**Exercise objective**
Each entry below is to be transcribed exactly.

**Extracted material**
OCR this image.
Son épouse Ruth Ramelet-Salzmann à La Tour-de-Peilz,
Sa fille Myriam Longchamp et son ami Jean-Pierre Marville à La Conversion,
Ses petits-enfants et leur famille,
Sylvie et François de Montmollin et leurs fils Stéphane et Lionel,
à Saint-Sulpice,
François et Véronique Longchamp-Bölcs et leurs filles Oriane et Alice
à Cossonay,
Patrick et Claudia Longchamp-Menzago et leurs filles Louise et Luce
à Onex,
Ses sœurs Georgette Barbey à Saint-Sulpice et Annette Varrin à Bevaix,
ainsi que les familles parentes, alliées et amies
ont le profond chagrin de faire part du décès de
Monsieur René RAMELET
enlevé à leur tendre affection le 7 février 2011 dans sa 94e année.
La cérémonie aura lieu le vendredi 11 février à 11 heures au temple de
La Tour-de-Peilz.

**Finished exercise**
OCR this image.
Son épouse Ruth Ramelet-Salzmann à La Tour-de-Peilz,
Sa fille Myriam Longchamp et son ami Jean-Pierre Marville à La Conversion,
Ses petits-enfants et leur famille,
Sylvie et François de Montmollin et leurs fils Stéphane et Lionel,
à Saint-Sulpice,
François et Véronique Longchamp-Bölcs et leurs filles Oriane et Alice
à Cossonay,
Patrick et Claudia Longchamp-Menzago et leurs filles Louise et Luce
à Onex,
Ses sœurs Georgette Barbey à Saint-Sulpice et Annette Varrin à Bevaix,
ainsi que les familles parentes, alliées et amies
ont le profond chagrin de faire part du décès de
Monsieur René RAMELET
enlevé à leur tendre affection le 7 février 2011 dans sa 94e année.
La cérémonie aura lieu le vendredi 11 février à 11 heures au temple de
La Tour-de-Peilz.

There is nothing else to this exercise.